[Figure contents as structured data]
*-*-*

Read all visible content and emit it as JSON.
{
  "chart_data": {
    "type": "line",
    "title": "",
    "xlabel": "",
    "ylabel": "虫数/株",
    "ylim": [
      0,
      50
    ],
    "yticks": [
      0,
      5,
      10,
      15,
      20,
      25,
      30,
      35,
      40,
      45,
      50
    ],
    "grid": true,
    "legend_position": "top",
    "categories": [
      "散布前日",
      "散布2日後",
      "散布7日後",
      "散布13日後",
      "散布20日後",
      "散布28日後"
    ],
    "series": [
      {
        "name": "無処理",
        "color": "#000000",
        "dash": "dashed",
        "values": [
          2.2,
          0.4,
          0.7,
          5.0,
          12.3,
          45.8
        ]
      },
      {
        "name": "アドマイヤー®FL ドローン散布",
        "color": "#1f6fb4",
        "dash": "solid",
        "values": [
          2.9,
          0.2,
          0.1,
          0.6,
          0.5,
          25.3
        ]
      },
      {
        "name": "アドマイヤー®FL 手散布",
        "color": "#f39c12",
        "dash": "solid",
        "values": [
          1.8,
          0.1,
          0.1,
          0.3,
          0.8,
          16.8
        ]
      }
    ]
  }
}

*-*-*

_WRITTEN INSTRUCTION_. Write every entry out again exactly.

_FULL ANSWER_.
Read all visible content and emit it as JSON.
{
  "chart_data": {
    "type": "line",
    "title": "",
    "xlabel": "",
    "ylabel": "虫数/株",
    "ylim": [
      0,
      50
    ],
    "yticks": [
      0,
      5,
      10,
      15,
      20,
      25,
      30,
      35,
      40,
      45,
      50
    ],
    "grid": true,
    "legend_position": "top",
    "categories": [
      "散布前日",
      "散布2日後",
      "散布7日後",
      "散布13日後",
      "散布20日後",
      "散布28日後"
    ],
    "series": [
      {
        "name": "無処理",
        "color": "#000000",
        "dash": "dashed",
        "values": [
          2.2,
          0.4,
          0.7,
          5.0,
          12.3,
          45.8
        ]
      },
      {
        "name": "アドマイヤー®FL ドローン散布",
        "color": "#1f6fb4",
        "dash": "solid",
        "values": [
          2.9,
          0.2,
          0.1,
          0.6,
          0.5,
          25.3
        ]
      },
      {
        "name": "アドマイヤー®FL 手散布",
        "color": "#f39c12",
        "dash": "solid",
        "values": [
          1.8,
          0.1,
          0.1,
          0.3,
          0.8,
          16.8
        ]
      }
    ]
  }
}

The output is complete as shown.